- **BRIEF**:
Extract the full set of records, then give each one again exactly.

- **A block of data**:
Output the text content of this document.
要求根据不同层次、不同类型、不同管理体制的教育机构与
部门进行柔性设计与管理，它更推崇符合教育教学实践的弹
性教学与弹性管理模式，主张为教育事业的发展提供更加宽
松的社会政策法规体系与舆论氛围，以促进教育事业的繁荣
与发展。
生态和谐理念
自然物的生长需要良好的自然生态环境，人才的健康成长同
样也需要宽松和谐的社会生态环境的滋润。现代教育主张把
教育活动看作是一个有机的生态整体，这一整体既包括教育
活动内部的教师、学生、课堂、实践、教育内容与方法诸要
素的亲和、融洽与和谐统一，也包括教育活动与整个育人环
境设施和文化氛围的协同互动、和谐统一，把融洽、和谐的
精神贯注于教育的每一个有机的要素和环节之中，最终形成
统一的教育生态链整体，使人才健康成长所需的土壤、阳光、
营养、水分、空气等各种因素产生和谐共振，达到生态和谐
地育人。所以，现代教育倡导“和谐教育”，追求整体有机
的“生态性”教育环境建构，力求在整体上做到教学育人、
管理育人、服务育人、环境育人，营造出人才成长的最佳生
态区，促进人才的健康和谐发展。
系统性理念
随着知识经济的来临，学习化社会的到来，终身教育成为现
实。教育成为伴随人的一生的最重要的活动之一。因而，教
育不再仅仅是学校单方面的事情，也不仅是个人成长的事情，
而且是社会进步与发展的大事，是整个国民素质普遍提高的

- **SOLUTION TO THIS TASK**:
Output the text content of this document.
要求根据不同层次、不同类型、不同管理体制的教育机构与
部门进行柔性设计与管理，它更推崇符合教育教学实践的弹
性教学与弹性管理模式，主张为教育事业的发展提供更加宽
松的社会政策法规体系与舆论氛围，以促进教育事业的繁荣
与发展。
生态和谐理念
自然物的生长需要良好的自然生态环境，人才的健康成长同
样也需要宽松和谐的社会生态环境的滋润。现代教育主张把
教育活动看作是一个有机的生态整体，这一整体既包括教育
活动内部的教师、学生、课堂、实践、教育内容与方法诸要
素的亲和、融洽与和谐统一，也包括教育活动与整个育人环
境设施和文化氛围的协同互动、和谐统一，把融洽、和谐的
精神贯注于教育的每一个有机的要素和环节之中，最终形成
统一的教育生态链整体，使人才健康成长所需的土壤、阳光、
营养、水分、空气等各种因素产生和谐共振，达到生态和谐
地育人。所以，现代教育倡导“和谐教育”，追求整体有机
的“生态性”教育环境建构，力求在整体上做到教学育人、
管理育人、服务育人、环境育人，营造出人才成长的最佳生
态区，促进人才的健康和谐发展。
系统性理念
随着知识经济的来临，学习化社会的到来，终身教育成为现
实。教育成为伴随人的一生的最重要的活动之一。因而，教
育不再仅仅是学校单方面的事情，也不仅是个人成长的事情，
而且是社会进步与发展的大事，是整个国民素质普遍提高的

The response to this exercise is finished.